## WHAT THE EXERCISE ASKS
Without the pictures, copy all the entries below exactly.
——————
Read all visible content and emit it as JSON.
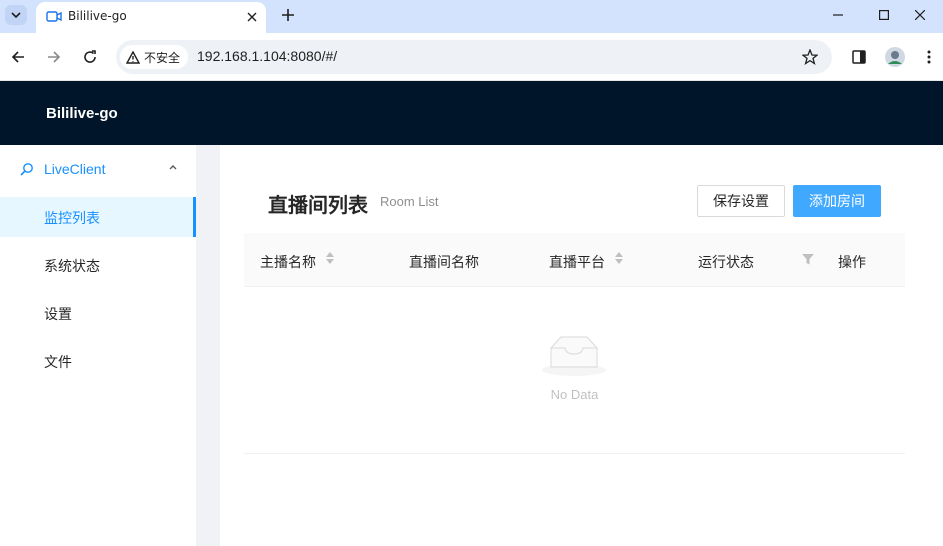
{
  "browser": {
    "tab_title": "Bililive-go",
    "security_label": "不安全",
    "url": "192.168.1.104:8080/#/"
  },
  "app": {
    "title": "Bililive-go"
  },
  "sidebar": {
    "submenu_label": "LiveClient",
    "items": [
      {
        "label": "监控列表",
        "active": true
      },
      {
        "label": "系统状态",
        "active": false
      },
      {
        "label": "设置",
        "active": false
      },
      {
        "label": "文件",
        "active": false
      }
    ]
  },
  "page": {
    "title": "直播间列表",
    "subtitle": "Room List",
    "buttons": {
      "save_settings": "保存设置",
      "add_room": "添加房间"
    }
  },
  "table": {
    "columns": [
      {
        "label": "主播名称",
        "sortable": true
      },
      {
        "label": "直播间名称",
        "sortable": false
      },
      {
        "label": "直播平台",
        "sortable": true
      },
      {
        "label": "运行状态",
        "filterable": true
      },
      {
        "label": "操作"
      }
    ],
    "rows": [],
    "empty_text": "No Data"
  },
  "colors": {
    "header_bg": "#001529",
    "accent": "#1890ff",
    "primary_button": "#40a9ff",
    "tab_strip": "#d3e3fd"
  },
  "icons": [
    "chevron-down-icon",
    "camera-favicon-icon",
    "close-icon",
    "plus-icon",
    "minimize-icon",
    "maximize-icon",
    "window-close-icon",
    "back-arrow-icon",
    "forward-arrow-icon",
    "reload-icon",
    "warning-icon",
    "star-icon",
    "sidebar-panel-icon",
    "profile-avatar",
    "more-vert-icon",
    "search-icon",
    "chevron-up-icon",
    "sort-icon",
    "filter-icon",
    "empty-inbox-icon"
  ]
}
——————
## FINAL ANSWER
Read all visible content and emit it as JSON.
{
  "browser": {
    "tab_title": "Bililive-go",
    "security_label": "不安全",
    "url": "192.168.1.104:8080/#/"
  },
  "app": {
    "title": "Bililive-go"
  },
  "sidebar": {
    "submenu_label": "LiveClient",
    "items": [
      {
        "label": "监控列表",
        "active": true
      },
      {
        "label": "系统状态",
        "active": false
      },
      {
        "label": "设置",
        "active": false
      },
      {
        "label": "文件",
        "active": false
      }
    ]
  },
  "page": {
    "title": "直播间列表",
    "subtitle": "Room List",
    "buttons": {
      "save_settings": "保存设置",
      "add_room": "添加房间"
    }
  },
  "table": {
    "columns": [
      {
        "label": "主播名称",
        "sortable": true
      },
      {
        "label": "直播间名称",
        "sortable": false
      },
      {
        "label": "直播平台",
        "sortable": true
      },
      {
        "label": "运行状态",
        "filterable": true
      },
      {
        "label": "操作"
      }
    ],
    "rows": [],
    "empty_text": "No Data"
  },
  "colors": {
    "header_bg": "#001529",
    "accent": "#1890ff",
    "primary_button": "#40a9ff",
    "tab_strip": "#d3e3fd"
  },
  "icons": [
    "chevron-down-icon",
    "camera-favicon-icon",
    "close-icon",
    "plus-icon",
    "minimize-icon",
    "maximize-icon",
    "window-close-icon",
    "back-arrow-icon",
    "forward-arrow-icon",
    "reload-icon",
    "warning-icon",
    "star-icon",
    "sidebar-panel-icon",
    "profile-avatar",
    "more-vert-icon",
    "search-icon",
    "chevron-up-icon",
    "sort-icon",
    "filter-icon",
    "empty-inbox-icon"
  ]
}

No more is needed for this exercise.